## Task brief
Look for "гарантий" in the listing below. Gather each line that contains it.

## Material to process
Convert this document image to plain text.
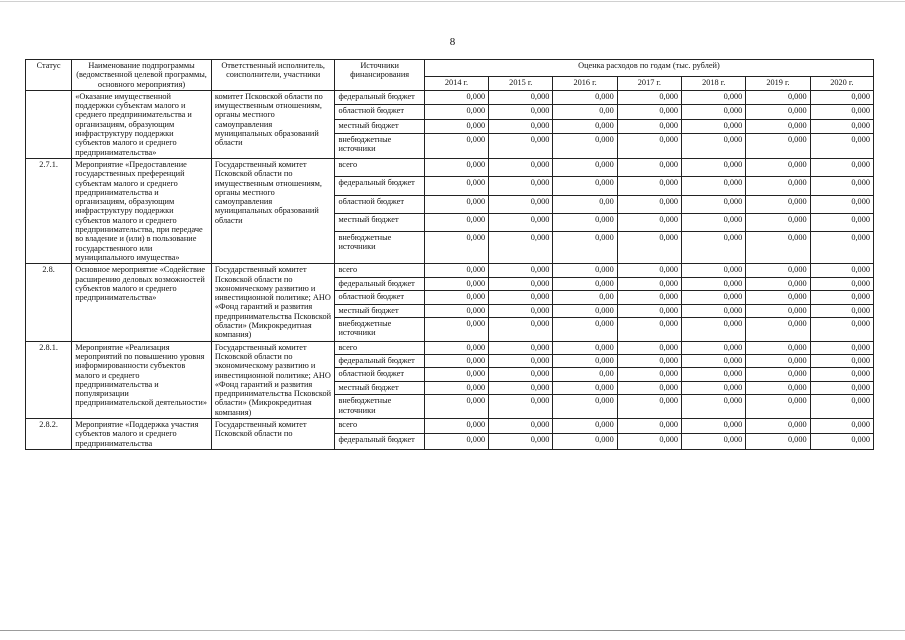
8
Статус	Наименование подпрограммы (ведомственной целевой программы, основного мероприятия)	Ответственный исполнитель, соисполнители, участники	Источники финансирования	Оценка расходов по годам (тыс. рублей)						
				2014 г.	2015 г.	2016 г.	2017 г.	2018 г.	2019 г.	2020 г.
	«Оказание имущественной поддержки субъектам малого и среднего предпринимательства и организациям, образующим инфраструктуру поддержки субъектов малого и среднего предпринимательства»	комитет Псковской области по имущественным отношениям, органы местного самоуправления муниципальных образований области	федеральный бюджет	0,000	0,000	0,000	0,000	0,000	0,000	0,000
			областной бюджет	0,000	0,000	0,00	0,000	0,000	0,000	0,000
			местный бюджет	0,000	0,000	0,000	0,000	0,000	0,000	0,000
			внебюджетные источники	0,000	0,000	0,000	0,000	0,000	0,000	0,000
2.7.1.	Мероприятие «Предоставление государственных преференций субъектам малого и среднего предпринимательства и организациям, образующим инфраструктуру поддержки субъектов малого и среднего предпринимательства, при передаче во владение и (или) в пользование государственного или муниципального имущества»	Государственный комитет Псковской области по имущественным отношениям, органы местного самоуправления муниципальных образований области	всего	0,000	0,000	0,000	0,000	0,000	0,000	0,000
			федеральный бюджет	0,000	0,000	0,000	0,000	0,000	0,000	0,000
			областной бюджет	0,000	0,000	0,00	0,000	0,000	0,000	0,000
			местный бюджет	0,000	0,000	0,000	0,000	0,000	0,000	0,000
			внебюджетные источники	0,000	0,000	0,000	0,000	0,000	0,000	0,000
2.8.	Основное мероприятие «Содействие расширению деловых возможностей субъектов малого и среднего предпринимательства»	Государственный комитет Псковской области по экономическому развитию и инвестиционной политике; АНО «Фонд гарантий и развития предпринимательства Псковской области» (Микрокредитная компания)	всего	0,000	0,000	0,000	0,000	0,000	0,000	0,000
			федеральный бюджет	0,000	0,000	0,000	0,000	0,000	0,000	0,000
			областной бюджет	0,000	0,000	0,00	0,000	0,000	0,000	0,000
			местный бюджет	0,000	0,000	0,000	0,000	0,000	0,000	0,000
			внебюджетные источники	0,000	0,000	0,000	0,000	0,000	0,000	0,000
2.8.1.	Мероприятие «Реализация мероприятий по повышению уровня информированности субъектов малого и среднего предпринимательства и популяризации предпринимательской деятельности»	Государственный комитет Псковской области по экономическому развитию и инвестиционной политике; АНО «Фонд гарантий и развития предпринимательства Псковской области» (Микрокредитная компания)	всего	0,000	0,000	0,000	0,000	0,000	0,000	0,000
			федеральный бюджет	0,000	0,000	0,000	0,000	0,000	0,000	0,000
			областной бюджет	0,000	0,000	0,00	0,000	0,000	0,000	0,000
			местный бюджет	0,000	0,000	0,000	0,000	0,000	0,000	0,000
			внебюджетные источники	0,000	0,000	0,000	0,000	0,000	0,000	0,000
2.8.2.	Мероприятие «Поддержка участия субъектов малого и среднего предпринимательства	Государственный комитет Псковской области по	всего	0,000	0,000	0,000	0,000	0,000	0,000	0,000
			федеральный бюджет	0,000	0,000	0,000	0,000	0,000	0,000	0,000
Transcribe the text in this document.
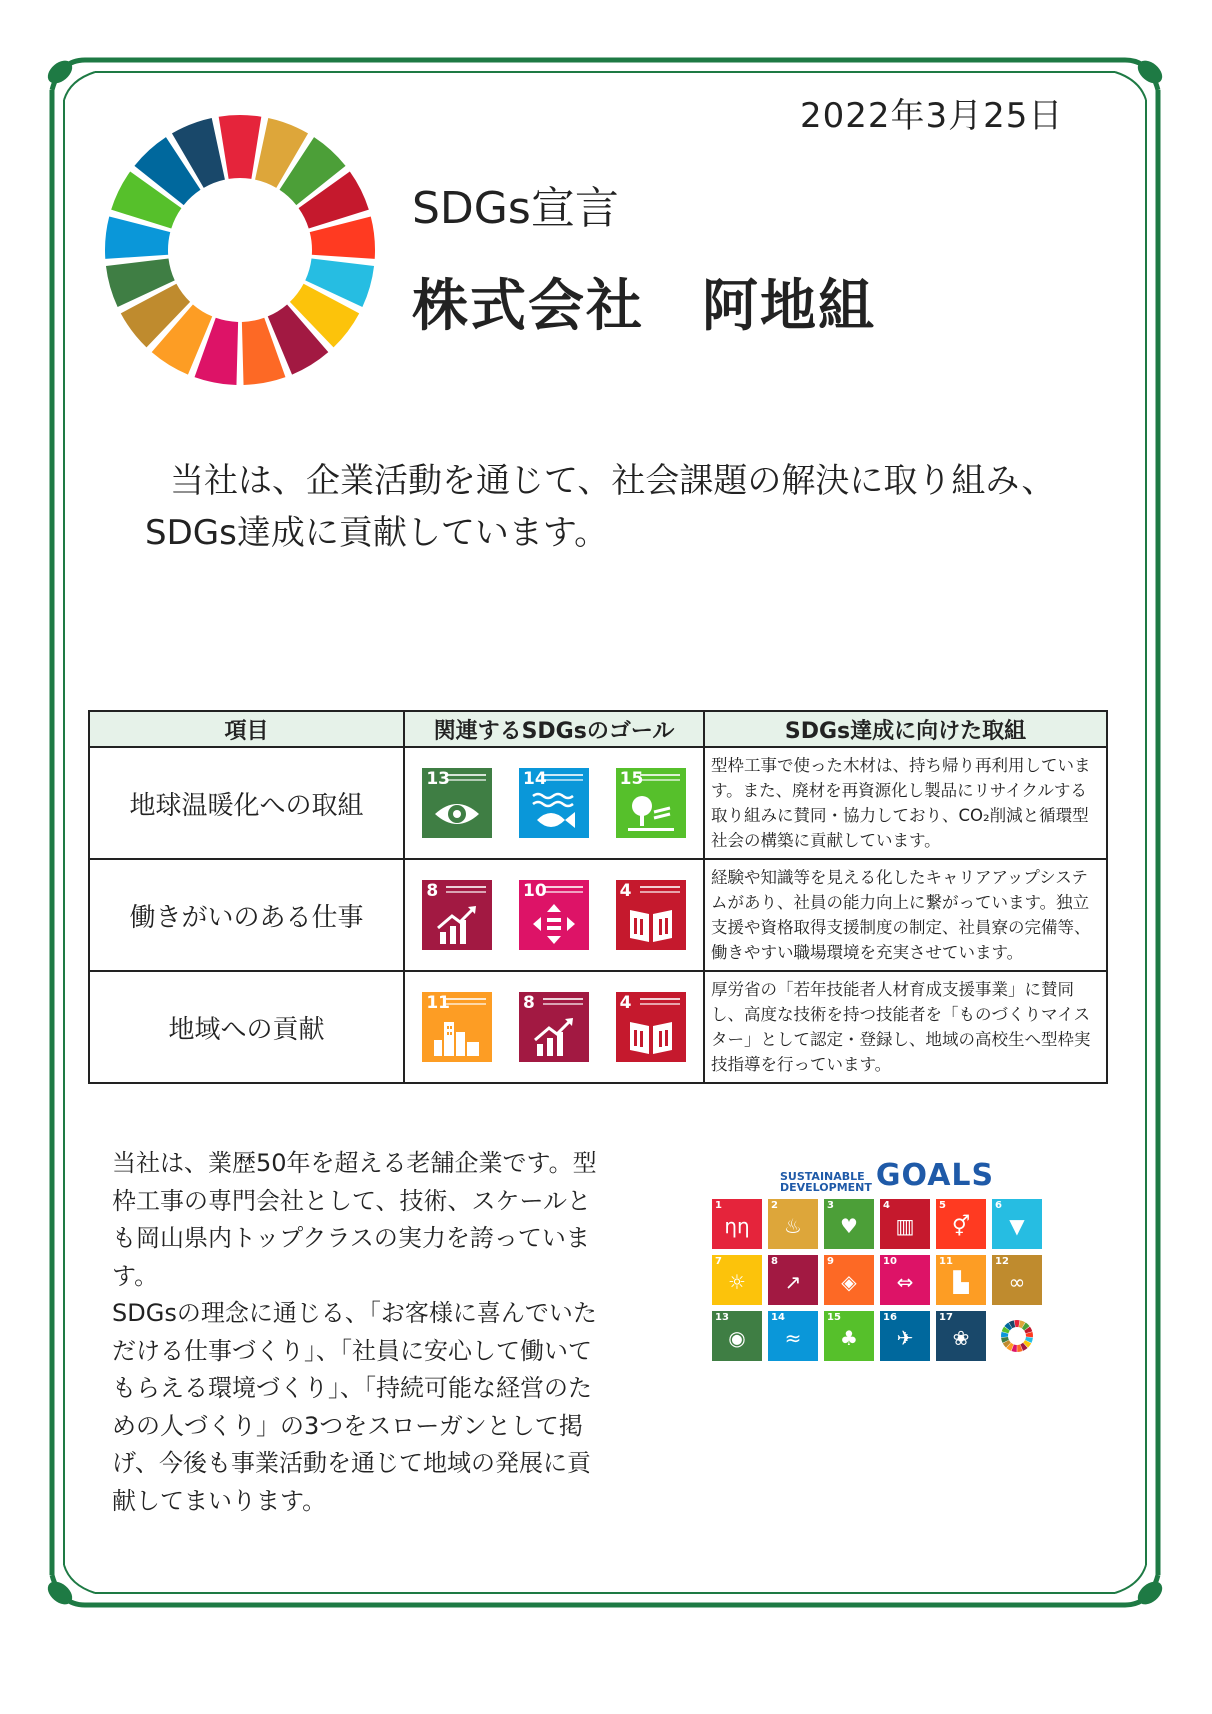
2022年3月25日
SDGs宣言
株式会社　阿地組

当社は、企業活動を通じて、社会課題の解決に取り組み、

SDGs達成に貢献しています。

項目	関連するSDGsのゴール	SDGs達成に向けた取組
地球温暖化への取組	13 14 15	型枠工事で使った木材は、持ち帰り再利用しています。また、廃材を再資源化し製品にリサイクルする取り組みに賛同・協力しており、CO₂削減と循環型社会の構築に貢献しています。
働きがいのある仕事	8 10 4	経験や知識等を見える化したキャリアアップシステムがあり、社員の能力向上に繋がっています。独立支援や資格取得支援制度の制定、社員寮の完備等、働きやすい職場環境を充実させています。
地域への貢献	11 8 4	厚労省の「若年技能者人材育成支援事業」に賛同し、高度な技術を持つ技能者を「ものづくりマイスター」として認定・登録し、地域の高校生へ型枠実技指導を行っています。

当社は、業歴50年を超える老舗企業です。型枠工事の専門会社として、技術、スケールとも岡山県内トップクラスの実力を誇っています。

SDGsの理念に通じる、「お客様に喜んでいただける仕事づくり」、「社員に安心して働いてもらえる環境づくり」、「持続可能な経営のための人づくり」の3つをスローガンとして掲げ、今後も事業活動を通じて地域の発展に貢献してまいります。

SUSTAINABLE
DEVELOPMENT GOALS
1
ηη
2
♨
3
♥
4
▥
5
⚥
6
▼
7
☼
8
↗
9
◈
10
⇔
11
▙
12
∞
13
◉
14
≈
15
♣
16
✈
17
❀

## Right answer
2.8.	Основное мероприятие «Содействие расширению деловых возможностей субъектов малого и среднего предпринимательства»	Государственный комитет Псковской области по экономическому развитию и инвестиционной политике; АНО «Фонд гарантий и развития предпринимательства Псковской области» (Микрокредитная компания)	всего	0,000	0,000	0,000	0,000	0,000	0,000	0,000
2.8.1.	Мероприятие «Реализация мероприятий по повышению уровня информированности субъектов малого и среднего предпринимательства и популяризации предпринимательской деятельности»	Государственный комитет Псковской области по экономическому развитию и инвестиционной политике; АНО «Фонд гарантий и развития предпринимательства Псковской области» (Микрокредитная компания)	всего	0,000	0,000	0,000	0,000	0,000	0,000	0,000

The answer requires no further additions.